GIVEN EXERCISE: Search the data for the string "this" and extract every line where it appears.

(Stored records)
==============================

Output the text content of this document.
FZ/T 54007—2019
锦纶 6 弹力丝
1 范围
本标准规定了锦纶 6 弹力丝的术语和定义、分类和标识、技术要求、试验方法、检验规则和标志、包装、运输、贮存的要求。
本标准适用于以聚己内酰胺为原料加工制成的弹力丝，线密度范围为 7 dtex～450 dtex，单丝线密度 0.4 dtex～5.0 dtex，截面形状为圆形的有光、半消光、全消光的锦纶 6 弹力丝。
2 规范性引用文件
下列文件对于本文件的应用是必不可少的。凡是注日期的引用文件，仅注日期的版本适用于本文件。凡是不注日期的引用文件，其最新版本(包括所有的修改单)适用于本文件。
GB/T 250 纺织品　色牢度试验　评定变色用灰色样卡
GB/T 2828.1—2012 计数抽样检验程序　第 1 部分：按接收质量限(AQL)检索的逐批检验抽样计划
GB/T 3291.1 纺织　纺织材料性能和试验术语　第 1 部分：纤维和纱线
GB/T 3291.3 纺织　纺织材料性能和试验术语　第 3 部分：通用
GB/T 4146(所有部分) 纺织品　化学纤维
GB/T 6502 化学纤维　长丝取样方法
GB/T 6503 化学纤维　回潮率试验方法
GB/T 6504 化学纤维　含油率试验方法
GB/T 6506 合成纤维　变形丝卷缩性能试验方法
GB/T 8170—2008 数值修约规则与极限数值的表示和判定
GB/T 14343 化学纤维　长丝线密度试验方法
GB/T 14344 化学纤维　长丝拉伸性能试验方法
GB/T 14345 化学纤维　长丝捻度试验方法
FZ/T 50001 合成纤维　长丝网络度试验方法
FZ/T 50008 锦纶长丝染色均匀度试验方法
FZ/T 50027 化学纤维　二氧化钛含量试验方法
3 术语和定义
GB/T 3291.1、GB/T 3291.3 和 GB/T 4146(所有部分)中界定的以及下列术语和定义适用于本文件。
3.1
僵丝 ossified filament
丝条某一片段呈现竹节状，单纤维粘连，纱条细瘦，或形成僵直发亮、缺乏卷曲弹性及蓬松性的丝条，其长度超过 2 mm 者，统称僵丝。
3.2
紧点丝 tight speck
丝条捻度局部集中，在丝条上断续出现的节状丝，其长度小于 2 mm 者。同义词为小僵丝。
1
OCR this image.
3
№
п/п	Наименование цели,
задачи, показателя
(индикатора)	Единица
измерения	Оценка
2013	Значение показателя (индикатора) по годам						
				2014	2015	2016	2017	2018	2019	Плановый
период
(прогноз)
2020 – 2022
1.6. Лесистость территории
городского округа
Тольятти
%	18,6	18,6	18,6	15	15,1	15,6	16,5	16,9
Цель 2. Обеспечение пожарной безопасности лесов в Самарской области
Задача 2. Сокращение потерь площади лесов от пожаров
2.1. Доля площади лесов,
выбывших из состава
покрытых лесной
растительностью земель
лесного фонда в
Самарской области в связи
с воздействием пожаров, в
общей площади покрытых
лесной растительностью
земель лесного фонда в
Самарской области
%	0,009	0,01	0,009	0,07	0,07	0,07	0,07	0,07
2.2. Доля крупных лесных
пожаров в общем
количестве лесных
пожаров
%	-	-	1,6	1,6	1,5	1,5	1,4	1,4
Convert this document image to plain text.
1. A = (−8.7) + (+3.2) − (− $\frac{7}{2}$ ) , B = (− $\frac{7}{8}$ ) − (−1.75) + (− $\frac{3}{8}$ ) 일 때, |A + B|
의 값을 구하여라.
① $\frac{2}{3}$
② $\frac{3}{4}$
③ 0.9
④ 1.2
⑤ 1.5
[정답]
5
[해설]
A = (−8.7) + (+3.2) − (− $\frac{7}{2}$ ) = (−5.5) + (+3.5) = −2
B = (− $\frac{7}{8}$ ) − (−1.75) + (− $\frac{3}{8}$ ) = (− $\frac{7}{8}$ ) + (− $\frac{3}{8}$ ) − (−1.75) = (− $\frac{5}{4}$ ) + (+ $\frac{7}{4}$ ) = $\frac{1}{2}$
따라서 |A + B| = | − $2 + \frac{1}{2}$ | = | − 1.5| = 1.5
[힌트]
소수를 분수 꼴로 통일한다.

==============================

RESULT OF THE EXERCISE:
Output the text content of this document.
OCR this image.
Convert this document image to plain text.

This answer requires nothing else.